# Exercise directions:
Verbatim output of all the material below is required.

# Input data:
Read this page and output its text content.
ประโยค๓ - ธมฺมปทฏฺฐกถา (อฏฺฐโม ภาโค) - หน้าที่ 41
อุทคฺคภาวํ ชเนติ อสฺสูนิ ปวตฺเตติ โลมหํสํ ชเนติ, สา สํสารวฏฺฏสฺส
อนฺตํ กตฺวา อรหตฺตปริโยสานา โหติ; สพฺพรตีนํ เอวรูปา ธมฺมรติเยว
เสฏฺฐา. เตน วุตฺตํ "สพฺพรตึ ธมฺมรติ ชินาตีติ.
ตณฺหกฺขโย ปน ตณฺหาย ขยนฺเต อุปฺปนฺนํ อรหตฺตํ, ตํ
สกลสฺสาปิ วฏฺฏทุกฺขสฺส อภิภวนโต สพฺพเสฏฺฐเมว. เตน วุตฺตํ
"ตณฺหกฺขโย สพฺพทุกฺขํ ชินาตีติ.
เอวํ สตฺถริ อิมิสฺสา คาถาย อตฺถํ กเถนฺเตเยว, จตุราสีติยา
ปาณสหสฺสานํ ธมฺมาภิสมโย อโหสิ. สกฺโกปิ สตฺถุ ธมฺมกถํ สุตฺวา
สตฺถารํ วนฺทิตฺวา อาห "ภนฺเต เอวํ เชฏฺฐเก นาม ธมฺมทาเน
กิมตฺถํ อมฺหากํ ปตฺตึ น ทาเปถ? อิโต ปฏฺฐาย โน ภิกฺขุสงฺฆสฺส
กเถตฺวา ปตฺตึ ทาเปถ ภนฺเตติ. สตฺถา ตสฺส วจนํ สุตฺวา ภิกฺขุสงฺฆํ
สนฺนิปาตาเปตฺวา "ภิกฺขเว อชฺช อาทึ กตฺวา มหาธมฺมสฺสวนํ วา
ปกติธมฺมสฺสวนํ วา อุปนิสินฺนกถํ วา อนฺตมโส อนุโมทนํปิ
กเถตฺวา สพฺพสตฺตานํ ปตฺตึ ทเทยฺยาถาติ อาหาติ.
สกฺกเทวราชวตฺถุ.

# Solution to the exercise:
Read this page and output its text content.
ประโยค๓ - ธมฺมปทฏฺฐกถา (อฏฺฐโม ภาโค) - หน้าที่ 41
อุทคฺคภาวํ ชเนติ อสฺสูนิ ปวตฺเตติ โลมหํสํ ชเนติ, สา สํสารวฏฺฏสฺส
อนฺตํ กตฺวา อรหตฺตปริโยสานา โหติ; สพฺพรตีนํ เอวรูปา ธมฺมรติเยว
เสฏฺฐา. เตน วุตฺตํ "สพฺพรตึ ธมฺมรติ ชินาตีติ.
ตณฺหกฺขโย ปน ตณฺหาย ขยนฺเต อุปฺปนฺนํ อรหตฺตํ, ตํ
สกลสฺสาปิ วฏฺฏทุกฺขสฺส อภิภวนโต สพฺพเสฏฺฐเมว. เตน วุตฺตํ
"ตณฺหกฺขโย สพฺพทุกฺขํ ชินาตีติ.
เอวํ สตฺถริ อิมิสฺสา คาถาย อตฺถํ กเถนฺเตเยว, จตุราสีติยา
ปาณสหสฺสานํ ธมฺมาภิสมโย อโหสิ. สกฺโกปิ สตฺถุ ธมฺมกถํ สุตฺวา
สตฺถารํ วนฺทิตฺวา อาห "ภนฺเต เอวํ เชฏฺฐเก นาม ธมฺมทาเน
กิมตฺถํ อมฺหากํ ปตฺตึ น ทาเปถ? อิโต ปฏฺฐาย โน ภิกฺขุสงฺฆสฺส
กเถตฺวา ปตฺตึ ทาเปถ ภนฺเตติ. สตฺถา ตสฺส วจนํ สุตฺวา ภิกฺขุสงฺฆํ
สนฺนิปาตาเปตฺวา "ภิกฺขเว อชฺช อาทึ กตฺวา มหาธมฺมสฺสวนํ วา
ปกติธมฺมสฺสวนํ วา อุปนิสินฺนกถํ วา อนฺตมโส อนุโมทนํปิ
กเถตฺวา สพฺพสตฺตานํ ปตฺตึ ทเทยฺยาถาติ อาหาติ.
สกฺกเทวราชวตฺถุ.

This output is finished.